Work required. Give each line of the entries below as one string in a JSON list, skipping blank lines and leaving out the pictures.

The records.
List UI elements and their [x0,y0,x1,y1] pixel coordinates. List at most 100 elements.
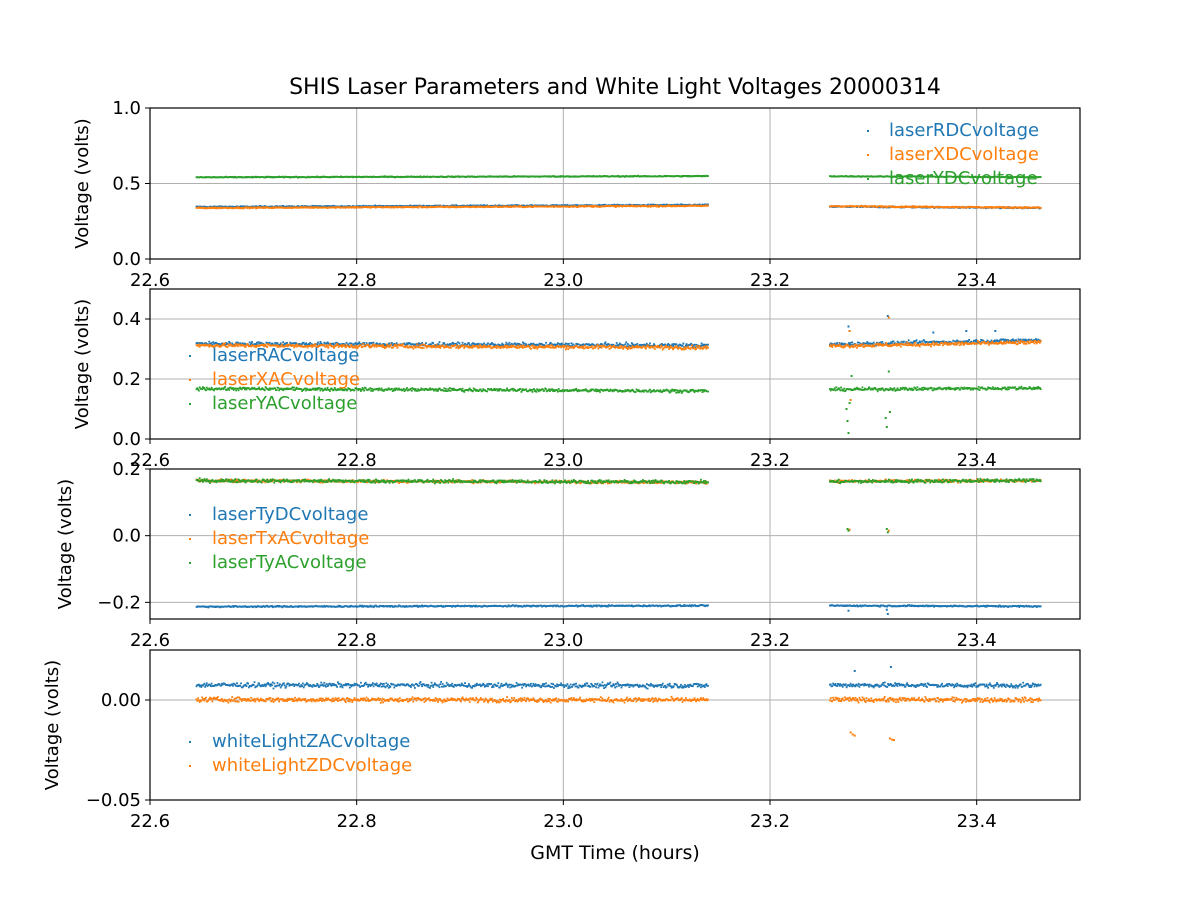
data-point [256,207,258,209]
data-point [202,343,205,346]
series-laserXACvoltage [195,316,1042,413]
data-point [293,346,296,349]
data-point [949,342,951,345]
data-point [210,386,213,389]
data-point [472,344,474,347]
data-point [406,344,408,347]
data-point [672,348,674,351]
data-point [555,346,558,349]
data-point [696,345,698,347]
data-point [209,388,212,391]
data-point [301,342,303,345]
data-point [500,344,503,347]
data-point [496,389,499,392]
outlier-point [932,331,935,334]
data-point [381,346,384,348]
data-point [463,347,466,349]
data-point [892,340,895,343]
data-point [572,346,574,348]
data-point [998,340,1001,343]
data-point [310,345,312,348]
data-point [1023,341,1026,343]
data-point [857,345,860,347]
data-point [1039,341,1041,344]
data-point [460,388,462,391]
data-point [213,389,215,392]
data-point [234,387,237,390]
data-point [449,347,452,349]
data-point [484,206,487,209]
data-point [580,344,583,347]
data-point [591,345,593,348]
data-point [597,347,600,350]
data-point [332,345,334,348]
data-point [538,342,541,345]
data-point [919,341,922,344]
data-point [444,345,446,348]
data-point [274,387,276,390]
data-point [522,344,525,347]
data-point [516,347,519,349]
data-point [228,389,230,391]
data-point [918,340,921,343]
data-point [305,389,307,392]
data-point [572,347,575,349]
data-point [854,345,857,348]
data-point [269,388,272,391]
data-point [449,343,451,345]
data-point [656,204,659,207]
data-point [625,341,628,344]
data-point [263,389,266,392]
data-point [1035,338,1037,340]
data-point [197,388,199,391]
data-point [1039,340,1042,342]
data-point [848,346,851,349]
data-point [441,344,444,347]
data-point [329,390,331,392]
data-point [577,343,580,346]
data-point [914,341,916,344]
data-point [980,342,982,345]
data-point [839,344,842,347]
data-point [551,346,554,349]
data-point [904,342,907,345]
data-point [452,345,455,348]
data-point [608,348,611,350]
data-point [482,388,485,391]
data-point [429,343,432,346]
data-point [309,341,311,344]
data-point [448,389,450,392]
data-point [292,389,295,391]
data-point [838,342,841,344]
outlier-point [994,330,997,332]
data-point [197,342,199,345]
data-point [395,345,397,347]
data-point [856,346,858,349]
data-point [416,343,419,346]
data-point [395,344,398,347]
data-point [1015,340,1017,343]
data-point [327,205,330,207]
data-point [369,387,372,389]
data-point [244,387,247,389]
data-point [905,344,908,346]
data-point [838,343,841,346]
data-point [473,205,476,208]
data-point [672,345,674,347]
data-point [889,342,892,345]
data-point [525,343,527,346]
data-point [336,343,338,345]
data-point [235,389,238,392]
data-point [460,389,463,392]
data-point [329,344,332,347]
data-point [643,343,646,346]
grid-lines [150,108,1080,259]
data-point [461,341,464,344]
data-point [333,388,335,391]
data-point [328,344,330,347]
data-point [393,344,396,347]
data-point [442,389,445,392]
data-point [680,348,683,351]
data-point [910,341,912,344]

Result below.
[
  "List UI elements and their [x0,y0,x1,y1] pixel coordinates. List at most 100 elements.",
  "data-point [256,207,258,209]",
  "data-point [202,343,205,346]",
  "series-laserXACvoltage [195,316,1042,413]",
  "data-point [293,346,296,349]",
  "data-point [949,342,951,345]",
  "data-point [210,386,213,389]",
  "data-point [472,344,474,347]",
  "data-point [406,344,408,347]",
  "data-point [672,348,674,351]",
  "data-point [555,346,558,349]",
  "data-point [696,345,698,347]",
  "data-point [209,388,212,391]",
  "data-point [301,342,303,345]",
  "data-point [500,344,503,347]",
  "data-point [496,389,499,392]",
  "outlier-point [932,331,935,334]",
  "data-point [381,346,384,348]",
  "data-point [463,347,466,349]",
  "data-point [892,340,895,343]",
  "data-point [572,346,574,348]",
  "data-point [998,340,1001,343]",
  "data-point [310,345,312,348]",
  "data-point [1023,341,1026,343]",
  "data-point [857,345,860,347]",
  "data-point [1039,341,1041,344]",
  "data-point [460,388,462,391]",
  "data-point [213,389,215,392]",
  "data-point [234,387,237,390]",
  "data-point [449,347,452,349]",
  "data-point [484,206,487,209]",
  "data-point [580,344,583,347]",
  "data-point [591,345,593,348]",
  "data-point [597,347,600,350]",
  "data-point [332,345,334,348]",
  "data-point [538,342,541,345]",
  "data-point [919,341,922,344]",
  "data-point [444,345,446,348]",
  "data-point [274,387,276,390]",
  "data-point [522,344,525,347]",
  "data-point [516,347,519,349]",
  "data-point [228,389,230,391]",
  "data-point [918,340,921,343]",
  "data-point [305,389,307,392]",
  "data-point [572,347,575,349]",
  "data-point [854,345,857,348]",
  "data-point [269,388,272,391]",
  "data-point [449,343,451,345]",
  "data-point [656,204,659,207]",
  "data-point [625,341,628,344]",
  "data-point [263,389,266,392]",
  "data-point [1035,338,1037,340]",
  "data-point [197,388,199,391]",
  "data-point [1039,340,1042,342]",
  "data-point [848,346,851,349]",
  "data-point [441,344,444,347]",
  "data-point [329,390,331,392]",
  "data-point [577,343,580,346]",
  "data-point [914,341,916,344]",
  "data-point [980,342,982,345]",
  "data-point [839,344,842,347]",
  "data-point [551,346,554,349]",
  "data-point [904,342,907,345]",
  "data-point [452,345,455,348]",
  "data-point [608,348,611,350]",
  "data-point [482,388,485,391]",
  "data-point [429,343,432,346]",
  "data-point [309,341,311,344]",
  "data-point [448,389,450,392]",
  "data-point [292,389,295,391]",
  "data-point [838,342,841,344]",
  "outlier-point [994,330,997,332]",
  "data-point [197,342,199,345]",
  "data-point [395,345,397,347]",
  "data-point [856,346,858,349]",
  "data-point [416,343,419,346]",
  "data-point [395,344,398,347]",
  "data-point [1015,340,1017,343]",
  "data-point [327,205,330,207]",
  "data-point [369,387,372,389]",
  "data-point [244,387,247,389]",
  "data-point [905,344,908,346]",
  "data-point [838,343,841,346]",
  "data-point [473,205,476,208]",
  "data-point [672,345,674,347]",
  "data-point [889,342,892,345]",
  "data-point [525,343,527,346]",
  "data-point [336,343,338,345]",
  "data-point [235,389,238,392]",
  "data-point [460,389,463,392]",
  "data-point [329,344,332,347]",
  "data-point [643,343,646,346]",
  "grid-lines [150,108,1080,259]",
  "data-point [461,341,464,344]",
  "data-point [333,388,335,391]",
  "data-point [328,344,330,347]",
  "data-point [393,344,396,347]",
  "data-point [442,389,445,392]",
  "data-point [680,348,683,351]",
  "data-point [910,341,912,344]"
]